Below are the records; locate each line with the word "объектов" and copy it.

* * * * * * * * *

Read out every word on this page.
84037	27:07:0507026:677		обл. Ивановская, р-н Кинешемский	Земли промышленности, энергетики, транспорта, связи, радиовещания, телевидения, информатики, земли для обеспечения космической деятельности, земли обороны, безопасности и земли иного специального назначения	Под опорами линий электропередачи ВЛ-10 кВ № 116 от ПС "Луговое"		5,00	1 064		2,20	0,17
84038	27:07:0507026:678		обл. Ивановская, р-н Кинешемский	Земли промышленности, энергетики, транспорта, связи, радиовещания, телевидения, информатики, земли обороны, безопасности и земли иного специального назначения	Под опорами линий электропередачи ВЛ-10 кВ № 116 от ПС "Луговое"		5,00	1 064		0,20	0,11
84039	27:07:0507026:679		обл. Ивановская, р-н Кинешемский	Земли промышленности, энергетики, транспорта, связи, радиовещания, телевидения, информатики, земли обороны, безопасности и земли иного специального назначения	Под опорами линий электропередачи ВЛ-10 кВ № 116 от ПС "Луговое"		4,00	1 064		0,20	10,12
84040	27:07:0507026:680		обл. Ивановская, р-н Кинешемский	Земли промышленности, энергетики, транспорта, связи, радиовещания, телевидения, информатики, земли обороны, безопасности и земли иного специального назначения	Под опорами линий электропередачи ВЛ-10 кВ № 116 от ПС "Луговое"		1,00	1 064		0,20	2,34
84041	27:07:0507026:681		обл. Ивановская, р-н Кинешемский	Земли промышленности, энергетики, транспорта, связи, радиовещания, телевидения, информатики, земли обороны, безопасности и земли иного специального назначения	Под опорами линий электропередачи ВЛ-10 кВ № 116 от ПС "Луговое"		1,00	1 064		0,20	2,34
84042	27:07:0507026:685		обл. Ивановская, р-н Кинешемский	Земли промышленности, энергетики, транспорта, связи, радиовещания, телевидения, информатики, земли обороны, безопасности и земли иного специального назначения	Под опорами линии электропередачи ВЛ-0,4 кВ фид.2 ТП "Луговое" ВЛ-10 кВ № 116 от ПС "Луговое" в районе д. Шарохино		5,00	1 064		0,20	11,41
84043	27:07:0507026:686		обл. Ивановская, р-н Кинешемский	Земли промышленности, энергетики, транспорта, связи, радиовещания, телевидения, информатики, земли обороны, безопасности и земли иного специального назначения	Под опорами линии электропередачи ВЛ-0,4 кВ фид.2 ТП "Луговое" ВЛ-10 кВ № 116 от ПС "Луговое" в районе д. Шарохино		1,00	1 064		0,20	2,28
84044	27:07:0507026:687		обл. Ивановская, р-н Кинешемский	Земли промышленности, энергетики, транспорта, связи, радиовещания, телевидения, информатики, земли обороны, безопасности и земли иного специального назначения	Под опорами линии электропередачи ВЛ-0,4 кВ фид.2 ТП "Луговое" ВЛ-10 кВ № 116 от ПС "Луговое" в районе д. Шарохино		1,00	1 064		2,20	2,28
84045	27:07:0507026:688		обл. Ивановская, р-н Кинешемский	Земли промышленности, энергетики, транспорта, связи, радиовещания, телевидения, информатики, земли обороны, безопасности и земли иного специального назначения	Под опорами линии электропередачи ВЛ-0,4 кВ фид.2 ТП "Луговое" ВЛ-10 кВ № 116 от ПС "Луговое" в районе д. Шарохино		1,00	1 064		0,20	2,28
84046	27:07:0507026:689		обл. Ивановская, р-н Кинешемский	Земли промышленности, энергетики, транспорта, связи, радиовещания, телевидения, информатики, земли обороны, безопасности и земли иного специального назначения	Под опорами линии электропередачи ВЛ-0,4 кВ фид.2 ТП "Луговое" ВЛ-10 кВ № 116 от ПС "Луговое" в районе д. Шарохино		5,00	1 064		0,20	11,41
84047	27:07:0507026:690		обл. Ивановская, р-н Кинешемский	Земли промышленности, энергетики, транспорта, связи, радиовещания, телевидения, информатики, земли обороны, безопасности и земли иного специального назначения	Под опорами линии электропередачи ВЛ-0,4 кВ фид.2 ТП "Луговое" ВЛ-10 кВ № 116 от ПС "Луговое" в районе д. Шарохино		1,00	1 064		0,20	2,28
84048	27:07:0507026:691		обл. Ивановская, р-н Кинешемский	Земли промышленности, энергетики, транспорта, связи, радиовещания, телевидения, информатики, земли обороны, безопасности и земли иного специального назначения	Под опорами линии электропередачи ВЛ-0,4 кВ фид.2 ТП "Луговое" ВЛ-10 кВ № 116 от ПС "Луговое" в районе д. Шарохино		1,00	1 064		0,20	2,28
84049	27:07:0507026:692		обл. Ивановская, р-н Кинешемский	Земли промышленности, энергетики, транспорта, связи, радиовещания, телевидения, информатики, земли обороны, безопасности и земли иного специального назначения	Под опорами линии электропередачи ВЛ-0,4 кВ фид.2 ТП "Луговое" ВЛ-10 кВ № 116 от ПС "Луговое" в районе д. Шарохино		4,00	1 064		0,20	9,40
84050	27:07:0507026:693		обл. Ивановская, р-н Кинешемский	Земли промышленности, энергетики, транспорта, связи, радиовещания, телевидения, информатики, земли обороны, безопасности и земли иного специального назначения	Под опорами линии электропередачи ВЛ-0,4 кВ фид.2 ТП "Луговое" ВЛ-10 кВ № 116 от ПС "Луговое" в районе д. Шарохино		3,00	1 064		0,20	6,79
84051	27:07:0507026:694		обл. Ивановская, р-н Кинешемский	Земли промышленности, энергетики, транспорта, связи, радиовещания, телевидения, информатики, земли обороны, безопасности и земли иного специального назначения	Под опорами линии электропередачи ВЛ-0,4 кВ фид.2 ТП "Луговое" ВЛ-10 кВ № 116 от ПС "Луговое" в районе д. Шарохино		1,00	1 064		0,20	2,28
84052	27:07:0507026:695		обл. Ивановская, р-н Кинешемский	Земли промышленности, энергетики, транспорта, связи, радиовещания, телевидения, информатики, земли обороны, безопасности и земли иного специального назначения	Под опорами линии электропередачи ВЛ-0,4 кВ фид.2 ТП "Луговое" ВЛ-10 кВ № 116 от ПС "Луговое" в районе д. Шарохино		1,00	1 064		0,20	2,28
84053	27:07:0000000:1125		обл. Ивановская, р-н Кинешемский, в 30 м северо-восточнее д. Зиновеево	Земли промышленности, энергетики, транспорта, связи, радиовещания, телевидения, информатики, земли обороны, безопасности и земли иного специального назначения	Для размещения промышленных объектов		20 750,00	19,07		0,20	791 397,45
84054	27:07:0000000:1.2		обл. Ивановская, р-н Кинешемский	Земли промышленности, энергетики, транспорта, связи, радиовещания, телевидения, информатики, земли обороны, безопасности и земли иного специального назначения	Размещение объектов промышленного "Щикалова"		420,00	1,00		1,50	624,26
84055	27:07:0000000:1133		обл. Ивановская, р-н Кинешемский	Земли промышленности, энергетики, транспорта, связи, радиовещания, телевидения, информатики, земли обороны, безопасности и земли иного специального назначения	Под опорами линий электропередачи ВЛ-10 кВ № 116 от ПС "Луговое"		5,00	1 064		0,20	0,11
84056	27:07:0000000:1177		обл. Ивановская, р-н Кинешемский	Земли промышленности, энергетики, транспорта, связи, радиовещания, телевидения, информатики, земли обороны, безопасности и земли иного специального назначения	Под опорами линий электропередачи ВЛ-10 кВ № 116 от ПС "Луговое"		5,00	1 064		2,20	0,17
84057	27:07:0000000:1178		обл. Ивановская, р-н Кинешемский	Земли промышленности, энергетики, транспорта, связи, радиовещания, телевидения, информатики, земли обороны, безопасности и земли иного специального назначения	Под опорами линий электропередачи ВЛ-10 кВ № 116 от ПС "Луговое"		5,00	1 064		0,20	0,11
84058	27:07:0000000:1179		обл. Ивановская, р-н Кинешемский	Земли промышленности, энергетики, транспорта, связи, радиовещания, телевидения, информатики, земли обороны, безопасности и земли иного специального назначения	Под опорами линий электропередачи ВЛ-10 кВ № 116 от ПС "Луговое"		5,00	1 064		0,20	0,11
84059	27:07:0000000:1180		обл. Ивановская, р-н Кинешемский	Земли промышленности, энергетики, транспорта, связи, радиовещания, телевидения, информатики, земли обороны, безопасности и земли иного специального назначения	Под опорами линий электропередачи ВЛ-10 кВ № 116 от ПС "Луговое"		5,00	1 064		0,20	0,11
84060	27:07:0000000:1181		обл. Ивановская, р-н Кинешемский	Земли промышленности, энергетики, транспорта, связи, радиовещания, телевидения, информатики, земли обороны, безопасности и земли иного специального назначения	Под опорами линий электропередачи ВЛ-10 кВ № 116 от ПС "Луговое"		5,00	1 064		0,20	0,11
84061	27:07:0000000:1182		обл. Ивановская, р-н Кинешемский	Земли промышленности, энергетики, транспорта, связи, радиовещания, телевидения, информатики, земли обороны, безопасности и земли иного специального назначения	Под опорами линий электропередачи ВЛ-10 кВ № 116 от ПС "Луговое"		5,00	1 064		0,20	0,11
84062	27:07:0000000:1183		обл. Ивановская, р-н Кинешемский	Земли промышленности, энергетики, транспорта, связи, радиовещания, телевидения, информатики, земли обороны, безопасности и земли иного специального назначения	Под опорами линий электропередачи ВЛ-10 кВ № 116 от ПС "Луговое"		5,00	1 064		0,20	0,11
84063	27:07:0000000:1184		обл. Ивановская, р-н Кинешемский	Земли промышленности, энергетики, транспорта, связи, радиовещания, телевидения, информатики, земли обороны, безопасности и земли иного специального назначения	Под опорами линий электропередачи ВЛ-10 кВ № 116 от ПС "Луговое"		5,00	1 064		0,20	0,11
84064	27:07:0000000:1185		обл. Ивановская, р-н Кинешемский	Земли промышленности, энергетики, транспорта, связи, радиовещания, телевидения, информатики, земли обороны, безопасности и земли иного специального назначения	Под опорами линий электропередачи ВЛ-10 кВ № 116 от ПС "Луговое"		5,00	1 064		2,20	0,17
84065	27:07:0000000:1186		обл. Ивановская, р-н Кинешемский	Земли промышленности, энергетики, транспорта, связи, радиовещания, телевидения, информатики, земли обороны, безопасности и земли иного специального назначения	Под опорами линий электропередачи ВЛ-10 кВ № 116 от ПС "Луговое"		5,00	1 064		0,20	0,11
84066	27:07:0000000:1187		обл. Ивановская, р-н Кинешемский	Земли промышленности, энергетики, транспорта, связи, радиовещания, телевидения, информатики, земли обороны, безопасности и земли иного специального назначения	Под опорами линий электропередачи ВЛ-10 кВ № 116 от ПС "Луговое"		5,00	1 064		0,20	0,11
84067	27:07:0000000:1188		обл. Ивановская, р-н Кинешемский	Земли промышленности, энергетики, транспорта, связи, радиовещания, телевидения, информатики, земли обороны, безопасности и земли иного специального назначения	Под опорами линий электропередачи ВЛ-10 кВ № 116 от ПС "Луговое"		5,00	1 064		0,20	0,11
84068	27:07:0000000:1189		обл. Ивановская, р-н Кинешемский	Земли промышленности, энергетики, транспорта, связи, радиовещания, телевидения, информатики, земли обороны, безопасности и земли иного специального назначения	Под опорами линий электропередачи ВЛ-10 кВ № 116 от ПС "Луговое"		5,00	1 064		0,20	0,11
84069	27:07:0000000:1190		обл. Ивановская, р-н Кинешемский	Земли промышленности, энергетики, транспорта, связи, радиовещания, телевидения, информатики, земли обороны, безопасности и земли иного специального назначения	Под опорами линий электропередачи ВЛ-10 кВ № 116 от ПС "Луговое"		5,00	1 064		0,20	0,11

* * * * * * * * *

__Reply__
84053	27:07:0000000:1125		обл. Ивановская, р-н Кинешемский, в 30 м северо-восточнее д. Зиновеево	Земли промышленности, энергетики, транспорта, связи, радиовещания, телевидения, информатики, земли обороны, безопасности и земли иного специального назначения	Для размещения промышленных объектов		20 750,00	19,07		0,20	791 397,45
84054	27:07:0000000:1.2		обл. Ивановская, р-н Кинешемский	Земли промышленности, энергетики, транспорта, связи, радиовещания, телевидения, информатики, земли обороны, безопасности и земли иного специального назначения	Размещение объектов промышленного "Щикалова"		420,00	1,00		1,50	624,26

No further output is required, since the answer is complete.